> _WRITTEN TASK_
Without altering anything, output the material below.

> _Records from a collection_
⁂

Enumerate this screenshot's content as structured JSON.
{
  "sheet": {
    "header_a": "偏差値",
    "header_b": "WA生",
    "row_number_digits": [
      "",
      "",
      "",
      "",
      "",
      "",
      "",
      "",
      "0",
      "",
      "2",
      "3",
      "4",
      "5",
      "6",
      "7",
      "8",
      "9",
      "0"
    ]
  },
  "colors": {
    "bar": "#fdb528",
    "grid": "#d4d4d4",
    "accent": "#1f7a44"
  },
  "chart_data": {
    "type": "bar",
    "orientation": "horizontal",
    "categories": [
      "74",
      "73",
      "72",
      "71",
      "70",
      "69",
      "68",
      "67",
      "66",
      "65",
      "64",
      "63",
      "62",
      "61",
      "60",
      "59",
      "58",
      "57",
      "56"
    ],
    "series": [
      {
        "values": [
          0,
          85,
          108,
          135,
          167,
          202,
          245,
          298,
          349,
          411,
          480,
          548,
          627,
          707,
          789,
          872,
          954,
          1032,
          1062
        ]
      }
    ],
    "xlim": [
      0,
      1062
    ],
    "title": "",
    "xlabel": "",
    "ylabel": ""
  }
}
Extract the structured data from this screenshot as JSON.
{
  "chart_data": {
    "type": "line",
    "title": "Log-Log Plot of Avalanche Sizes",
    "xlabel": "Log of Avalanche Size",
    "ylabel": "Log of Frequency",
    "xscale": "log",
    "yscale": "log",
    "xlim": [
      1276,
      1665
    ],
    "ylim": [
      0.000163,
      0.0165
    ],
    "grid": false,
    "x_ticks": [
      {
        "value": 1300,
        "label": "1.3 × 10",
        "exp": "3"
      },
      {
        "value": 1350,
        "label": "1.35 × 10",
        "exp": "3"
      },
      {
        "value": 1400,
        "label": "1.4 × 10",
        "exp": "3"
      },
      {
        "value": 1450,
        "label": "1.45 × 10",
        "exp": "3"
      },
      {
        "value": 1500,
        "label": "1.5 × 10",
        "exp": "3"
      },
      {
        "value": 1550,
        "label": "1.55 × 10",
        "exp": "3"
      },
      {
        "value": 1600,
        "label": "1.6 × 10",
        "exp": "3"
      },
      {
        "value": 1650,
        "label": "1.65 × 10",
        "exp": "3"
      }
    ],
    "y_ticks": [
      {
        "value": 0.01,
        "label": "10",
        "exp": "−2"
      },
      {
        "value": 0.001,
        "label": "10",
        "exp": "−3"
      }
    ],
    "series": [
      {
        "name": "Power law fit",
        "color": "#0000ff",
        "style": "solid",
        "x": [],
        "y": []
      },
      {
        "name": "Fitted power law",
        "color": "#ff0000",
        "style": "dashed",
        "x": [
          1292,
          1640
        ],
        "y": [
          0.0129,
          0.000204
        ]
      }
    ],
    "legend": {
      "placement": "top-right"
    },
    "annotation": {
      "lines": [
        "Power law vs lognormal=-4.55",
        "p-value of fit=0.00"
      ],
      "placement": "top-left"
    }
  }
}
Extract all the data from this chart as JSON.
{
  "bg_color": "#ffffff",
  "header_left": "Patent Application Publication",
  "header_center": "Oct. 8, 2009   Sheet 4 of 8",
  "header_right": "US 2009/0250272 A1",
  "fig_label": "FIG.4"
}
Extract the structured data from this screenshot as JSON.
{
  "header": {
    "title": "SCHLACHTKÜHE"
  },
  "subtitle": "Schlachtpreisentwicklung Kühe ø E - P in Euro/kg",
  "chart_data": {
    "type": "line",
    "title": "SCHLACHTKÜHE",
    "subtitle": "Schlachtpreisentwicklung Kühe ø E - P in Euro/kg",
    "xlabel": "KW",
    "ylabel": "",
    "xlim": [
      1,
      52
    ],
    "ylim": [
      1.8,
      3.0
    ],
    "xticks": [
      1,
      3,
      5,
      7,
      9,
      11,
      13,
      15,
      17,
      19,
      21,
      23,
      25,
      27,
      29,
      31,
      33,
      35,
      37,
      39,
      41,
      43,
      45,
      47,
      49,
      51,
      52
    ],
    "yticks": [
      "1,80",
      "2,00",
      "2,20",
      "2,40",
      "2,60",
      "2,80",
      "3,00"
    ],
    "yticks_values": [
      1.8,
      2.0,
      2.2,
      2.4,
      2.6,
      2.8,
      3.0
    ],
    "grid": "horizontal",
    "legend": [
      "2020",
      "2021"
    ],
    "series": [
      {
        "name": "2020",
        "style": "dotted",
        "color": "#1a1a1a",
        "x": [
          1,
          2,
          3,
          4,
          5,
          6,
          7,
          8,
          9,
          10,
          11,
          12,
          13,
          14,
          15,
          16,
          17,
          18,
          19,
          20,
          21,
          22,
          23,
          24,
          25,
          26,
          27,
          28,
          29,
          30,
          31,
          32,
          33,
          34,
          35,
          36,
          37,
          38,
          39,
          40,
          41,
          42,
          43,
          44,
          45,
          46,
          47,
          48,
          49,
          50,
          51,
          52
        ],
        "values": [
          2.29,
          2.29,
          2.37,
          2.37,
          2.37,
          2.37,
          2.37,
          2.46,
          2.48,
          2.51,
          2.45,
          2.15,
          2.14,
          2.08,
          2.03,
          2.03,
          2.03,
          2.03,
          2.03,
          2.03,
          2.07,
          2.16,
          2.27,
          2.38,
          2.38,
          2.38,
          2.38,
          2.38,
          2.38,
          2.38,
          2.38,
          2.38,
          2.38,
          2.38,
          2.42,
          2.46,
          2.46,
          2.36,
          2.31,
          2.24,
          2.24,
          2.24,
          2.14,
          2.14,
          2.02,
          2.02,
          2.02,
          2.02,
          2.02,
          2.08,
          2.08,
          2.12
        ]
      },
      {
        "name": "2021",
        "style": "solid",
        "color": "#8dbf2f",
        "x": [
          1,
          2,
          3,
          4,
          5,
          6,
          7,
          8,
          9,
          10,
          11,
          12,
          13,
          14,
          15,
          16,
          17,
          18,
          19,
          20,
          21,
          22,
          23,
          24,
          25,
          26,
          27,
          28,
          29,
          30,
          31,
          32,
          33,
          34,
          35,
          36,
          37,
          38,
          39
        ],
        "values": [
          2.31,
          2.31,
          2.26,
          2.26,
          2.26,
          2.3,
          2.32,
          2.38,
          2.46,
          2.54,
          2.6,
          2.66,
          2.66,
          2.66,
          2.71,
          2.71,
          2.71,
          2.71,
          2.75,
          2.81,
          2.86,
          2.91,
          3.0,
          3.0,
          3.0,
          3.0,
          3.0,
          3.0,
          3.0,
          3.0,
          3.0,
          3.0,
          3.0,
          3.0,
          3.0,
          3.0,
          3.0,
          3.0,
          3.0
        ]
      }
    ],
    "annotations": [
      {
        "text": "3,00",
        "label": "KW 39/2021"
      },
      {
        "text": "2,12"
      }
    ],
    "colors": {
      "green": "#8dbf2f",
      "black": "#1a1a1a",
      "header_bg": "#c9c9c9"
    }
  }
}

⁂

> _EXERCISE ANSWER_
Enumerate this screenshot's content as structured JSON.
{
  "sheet": {
    "header_a": "偏差値",
    "header_b": "WA生",
    "row_number_digits": [
      "",
      "",
      "",
      "",
      "",
      "",
      "",
      "",
      "0",
      "",
      "2",
      "3",
      "4",
      "5",
      "6",
      "7",
      "8",
      "9",
      "0"
    ]
  },
  "colors": {
    "bar": "#fdb528",
    "grid": "#d4d4d4",
    "accent": "#1f7a44"
  },
  "chart_data": {
    "type": "bar",
    "orientation": "horizontal",
    "categories": [
      "74",
      "73",
      "72",
      "71",
      "70",
      "69",
      "68",
      "67",
      "66",
      "65",
      "64",
      "63",
      "62",
      "61",
      "60",
      "59",
      "58",
      "57",
      "56"
    ],
    "series": [
      {
        "values": [
          0,
          85,
          108,
          135,
          167,
          202,
          245,
          298,
          349,
          411,
          480,
          548,
          627,
          707,
          789,
          872,
          954,
          1032,
          1062
        ]
      }
    ],
    "xlim": [
      0,
      1062
    ],
    "title": "",
    "xlabel": "",
    "ylabel": ""
  }
}
Extract the structured data from this screenshot as JSON.
{
  "chart_data": {
    "type": "line",
    "title": "Log-Log Plot of Avalanche Sizes",
    "xlabel": "Log of Avalanche Size",
    "ylabel": "Log of Frequency",
    "xscale": "log",
    "yscale": "log",
    "xlim": [
      1276,
      1665
    ],
    "ylim": [
      0.000163,
      0.0165
    ],
    "grid": false,
    "x_ticks": [
      {
        "value": 1300,
        "label": "1.3 × 10",
        "exp": "3"
      },
      {
        "value": 1350,
        "label": "1.35 × 10",
        "exp": "3"
      },
      {
        "value": 1400,
        "label": "1.4 × 10",
        "exp": "3"
      },
      {
        "value": 1450,
        "label": "1.45 × 10",
        "exp": "3"
      },
      {
        "value": 1500,
        "label": "1.5 × 10",
        "exp": "3"
      },
      {
        "value": 1550,
        "label": "1.55 × 10",
        "exp": "3"
      },
      {
        "value": 1600,
        "label": "1.6 × 10",
        "exp": "3"
      },
      {
        "value": 1650,
        "label": "1.65 × 10",
        "exp": "3"
      }
    ],
    "y_ticks": [
      {
        "value": 0.01,
        "label": "10",
        "exp": "−2"
      },
      {
        "value": 0.001,
        "label": "10",
        "exp": "−3"
      }
    ],
    "series": [
      {
        "name": "Power law fit",
        "color": "#0000ff",
        "style": "solid",
        "x": [],
        "y": []
      },
      {
        "name": "Fitted power law",
        "color": "#ff0000",
        "style": "dashed",
        "x": [
          1292,
          1640
        ],
        "y": [
          0.0129,
          0.000204
        ]
      }
    ],
    "legend": {
      "placement": "top-right"
    },
    "annotation": {
      "lines": [
        "Power law vs lognormal=-4.55",
        "p-value of fit=0.00"
      ],
      "placement": "top-left"
    }
  }
}
Extract all the data from this chart as JSON.
{
  "bg_color": "#ffffff",
  "header_left": "Patent Application Publication",
  "header_center": "Oct. 8, 2009   Sheet 4 of 8",
  "header_right": "US 2009/0250272 A1",
  "fig_label": "FIG.4"
}
Extract the structured data from this screenshot as JSON.
{
  "header": {
    "title": "SCHLACHTKÜHE"
  },
  "subtitle": "Schlachtpreisentwicklung Kühe ø E - P in Euro/kg",
  "chart_data": {
    "type": "line",
    "title": "SCHLACHTKÜHE",
    "subtitle": "Schlachtpreisentwicklung Kühe ø E - P in Euro/kg",
    "xlabel": "KW",
    "ylabel": "",
    "xlim": [
      1,
      52
    ],
    "ylim": [
      1.8,
      3.0
    ],
    "xticks": [
      1,
      3,
      5,
      7,
      9,
      11,
      13,
      15,
      17,
      19,
      21,
      23,
      25,
      27,
      29,
      31,
      33,
      35,
      37,
      39,
      41,
      43,
      45,
      47,
      49,
      51,
      52
    ],
    "yticks": [
      "1,80",
      "2,00",
      "2,20",
      "2,40",
      "2,60",
      "2,80",
      "3,00"
    ],
    "yticks_values": [
      1.8,
      2.0,
      2.2,
      2.4,
      2.6,
      2.8,
      3.0
    ],
    "grid": "horizontal",
    "legend": [
      "2020",
      "2021"
    ],
    "series": [
      {
        "name": "2020",
        "style": "dotted",
        "color": "#1a1a1a",
        "x": [
          1,
          2,
          3,
          4,
          5,
          6,
          7,
          8,
          9,
          10,
          11,
          12,
          13,
          14,
          15,
          16,
          17,
          18,
          19,
          20,
          21,
          22,
          23,
          24,
          25,
          26,
          27,
          28,
          29,
          30,
          31,
          32,
          33,
          34,
          35,
          36,
          37,
          38,
          39,
          40,
          41,
          42,
          43,
          44,
          45,
          46,
          47,
          48,
          49,
          50,
          51,
          52
        ],
        "values": [
          2.29,
          2.29,
          2.37,
          2.37,
          2.37,
          2.37,
          2.37,
          2.46,
          2.48,
          2.51,
          2.45,
          2.15,
          2.14,
          2.08,
          2.03,
          2.03,
          2.03,
          2.03,
          2.03,
          2.03,
          2.07,
          2.16,
          2.27,
          2.38,
          2.38,
          2.38,
          2.38,
          2.38,
          2.38,
          2.38,
          2.38,
          2.38,
          2.38,
          2.38,
          2.42,
          2.46,
          2.46,
          2.36,
          2.31,
          2.24,
          2.24,
          2.24,
          2.14,
          2.14,
          2.02,
          2.02,
          2.02,
          2.02,
          2.02,
          2.08,
          2.08,
          2.12
        ]
      },
      {
        "name": "2021",
        "style": "solid",
        "color": "#8dbf2f",
        "x": [
          1,
          2,
          3,
          4,
          5,
          6,
          7,
          8,
          9,
          10,
          11,
          12,
          13,
          14,
          15,
          16,
          17,
          18,
          19,
          20,
          21,
          22,
          23,
          24,
          25,
          26,
          27,
          28,
          29,
          30,
          31,
          32,
          33,
          34,
          35,
          36,
          37,
          38,
          39
        ],
        "values": [
          2.31,
          2.31,
          2.26,
          2.26,
          2.26,
          2.3,
          2.32,
          2.38,
          2.46,
          2.54,
          2.6,
          2.66,
          2.66,
          2.66,
          2.71,
          2.71,
          2.71,
          2.71,
          2.75,
          2.81,
          2.86,
          2.91,
          3.0,
          3.0,
          3.0,
          3.0,
          3.0,
          3.0,
          3.0,
          3.0,
          3.0,
          3.0,
          3.0,
          3.0,
          3.0,
          3.0,
          3.0,
          3.0,
          3.0
        ]
      }
    ],
    "annotations": [
      {
        "text": "3,00",
        "label": "KW 39/2021"
      },
      {
        "text": "2,12"
      }
    ],
    "colors": {
      "green": "#8dbf2f",
      "black": "#1a1a1a",
      "header_bg": "#c9c9c9"
    }
  }
}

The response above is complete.